▸ Records from a collection of figures:
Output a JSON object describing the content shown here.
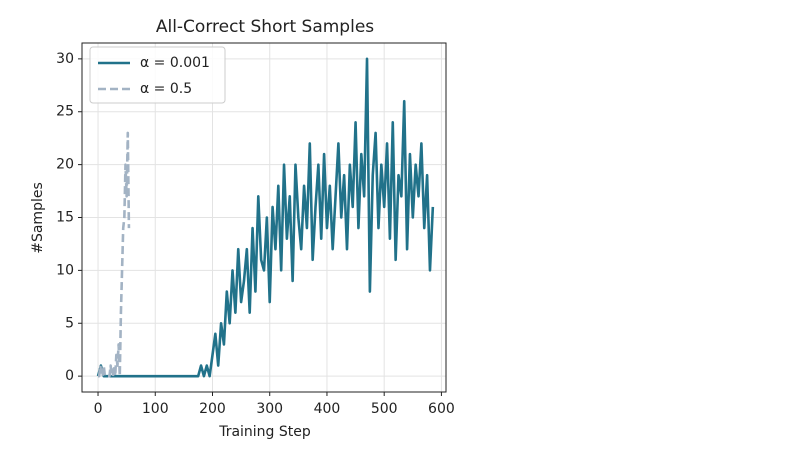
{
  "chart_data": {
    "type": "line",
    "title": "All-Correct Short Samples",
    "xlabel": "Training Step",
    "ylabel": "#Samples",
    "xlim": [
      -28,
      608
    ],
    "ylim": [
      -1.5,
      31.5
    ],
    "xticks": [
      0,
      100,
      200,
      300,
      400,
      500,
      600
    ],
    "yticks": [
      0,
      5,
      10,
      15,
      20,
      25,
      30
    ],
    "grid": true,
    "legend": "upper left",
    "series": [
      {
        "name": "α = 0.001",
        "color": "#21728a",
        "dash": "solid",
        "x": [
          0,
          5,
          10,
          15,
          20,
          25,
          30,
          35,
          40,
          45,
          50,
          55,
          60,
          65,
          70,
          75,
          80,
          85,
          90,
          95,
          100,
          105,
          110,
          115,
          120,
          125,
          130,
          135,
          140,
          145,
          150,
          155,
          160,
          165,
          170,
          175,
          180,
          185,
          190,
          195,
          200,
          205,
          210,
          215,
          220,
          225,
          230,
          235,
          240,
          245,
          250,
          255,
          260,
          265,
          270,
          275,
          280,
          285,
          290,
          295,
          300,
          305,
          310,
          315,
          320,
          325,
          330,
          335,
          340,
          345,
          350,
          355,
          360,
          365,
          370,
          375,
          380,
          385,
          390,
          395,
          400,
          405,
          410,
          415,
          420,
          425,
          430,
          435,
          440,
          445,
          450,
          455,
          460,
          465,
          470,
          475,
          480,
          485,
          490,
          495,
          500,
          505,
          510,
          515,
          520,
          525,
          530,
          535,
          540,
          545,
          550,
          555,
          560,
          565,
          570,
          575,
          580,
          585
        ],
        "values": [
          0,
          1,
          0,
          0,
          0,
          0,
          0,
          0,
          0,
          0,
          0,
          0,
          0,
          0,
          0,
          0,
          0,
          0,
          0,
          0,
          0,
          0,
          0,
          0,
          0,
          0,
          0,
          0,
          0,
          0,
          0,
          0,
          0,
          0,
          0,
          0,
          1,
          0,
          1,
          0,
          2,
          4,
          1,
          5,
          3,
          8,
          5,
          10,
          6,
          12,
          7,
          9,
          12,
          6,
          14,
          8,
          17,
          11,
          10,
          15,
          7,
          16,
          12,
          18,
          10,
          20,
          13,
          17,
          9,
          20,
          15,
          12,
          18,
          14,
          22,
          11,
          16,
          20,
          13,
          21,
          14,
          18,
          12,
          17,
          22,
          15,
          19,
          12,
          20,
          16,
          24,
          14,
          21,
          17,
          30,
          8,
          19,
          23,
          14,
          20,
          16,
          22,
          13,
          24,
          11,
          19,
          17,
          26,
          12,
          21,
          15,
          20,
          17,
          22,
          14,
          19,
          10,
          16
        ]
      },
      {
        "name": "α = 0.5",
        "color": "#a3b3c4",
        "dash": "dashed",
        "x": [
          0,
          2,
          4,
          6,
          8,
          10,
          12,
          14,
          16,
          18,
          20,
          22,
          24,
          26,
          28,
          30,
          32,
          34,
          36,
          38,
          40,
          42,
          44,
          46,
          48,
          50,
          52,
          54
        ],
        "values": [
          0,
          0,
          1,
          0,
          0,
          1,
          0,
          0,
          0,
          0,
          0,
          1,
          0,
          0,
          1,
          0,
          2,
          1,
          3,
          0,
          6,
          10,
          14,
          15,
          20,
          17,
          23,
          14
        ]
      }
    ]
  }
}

▸ THE PROBLEM:
Your copy should match the entries exactly, minus the pictures.

▸ SOLUTION:
Output a JSON object describing the content shown here.
{
  "chart_data": {
    "type": "line",
    "title": "All-Correct Short Samples",
    "xlabel": "Training Step",
    "ylabel": "#Samples",
    "xlim": [
      -28,
      608
    ],
    "ylim": [
      -1.5,
      31.5
    ],
    "xticks": [
      0,
      100,
      200,
      300,
      400,
      500,
      600
    ],
    "yticks": [
      0,
      5,
      10,
      15,
      20,
      25,
      30
    ],
    "grid": true,
    "legend": "upper left",
    "series": [
      {
        "name": "α = 0.001",
        "color": "#21728a",
        "dash": "solid",
        "x": [
          0,
          5,
          10,
          15,
          20,
          25,
          30,
          35,
          40,
          45,
          50,
          55,
          60,
          65,
          70,
          75,
          80,
          85,
          90,
          95,
          100,
          105,
          110,
          115,
          120,
          125,
          130,
          135,
          140,
          145,
          150,
          155,
          160,
          165,
          170,
          175,
          180,
          185,
          190,
          195,
          200,
          205,
          210,
          215,
          220,
          225,
          230,
          235,
          240,
          245,
          250,
          255,
          260,
          265,
          270,
          275,
          280,
          285,
          290,
          295,
          300,
          305,
          310,
          315,
          320,
          325,
          330,
          335,
          340,
          345,
          350,
          355,
          360,
          365,
          370,
          375,
          380,
          385,
          390,
          395,
          400,
          405,
          410,
          415,
          420,
          425,
          430,
          435,
          440,
          445,
          450,
          455,
          460,
          465,
          470,
          475,
          480,
          485,
          490,
          495,
          500,
          505,
          510,
          515,
          520,
          525,
          530,
          535,
          540,
          545,
          550,
          555,
          560,
          565,
          570,
          575,
          580,
          585
        ],
        "values": [
          0,
          1,
          0,
          0,
          0,
          0,
          0,
          0,
          0,
          0,
          0,
          0,
          0,
          0,
          0,
          0,
          0,
          0,
          0,
          0,
          0,
          0,
          0,
          0,
          0,
          0,
          0,
          0,
          0,
          0,
          0,
          0,
          0,
          0,
          0,
          0,
          1,
          0,
          1,
          0,
          2,
          4,
          1,
          5,
          3,
          8,
          5,
          10,
          6,
          12,
          7,
          9,
          12,
          6,
          14,
          8,
          17,
          11,
          10,
          15,
          7,
          16,
          12,
          18,
          10,
          20,
          13,
          17,
          9,
          20,
          15,
          12,
          18,
          14,
          22,
          11,
          16,
          20,
          13,
          21,
          14,
          18,
          12,
          17,
          22,
          15,
          19,
          12,
          20,
          16,
          24,
          14,
          21,
          17,
          30,
          8,
          19,
          23,
          14,
          20,
          16,
          22,
          13,
          24,
          11,
          19,
          17,
          26,
          12,
          21,
          15,
          20,
          17,
          22,
          14,
          19,
          10,
          16
        ]
      },
      {
        "name": "α = 0.5",
        "color": "#a3b3c4",
        "dash": "dashed",
        "x": [
          0,
          2,
          4,
          6,
          8,
          10,
          12,
          14,
          16,
          18,
          20,
          22,
          24,
          26,
          28,
          30,
          32,
          34,
          36,
          38,
          40,
          42,
          44,
          46,
          48,
          50,
          52,
          54
        ],
        "values": [
          0,
          0,
          1,
          0,
          0,
          1,
          0,
          0,
          0,
          0,
          0,
          1,
          0,
          0,
          1,
          0,
          2,
          1,
          3,
          0,
          6,
          10,
          14,
          15,
          20,
          17,
          23,
          14
        ]
      }
    ]
  }
}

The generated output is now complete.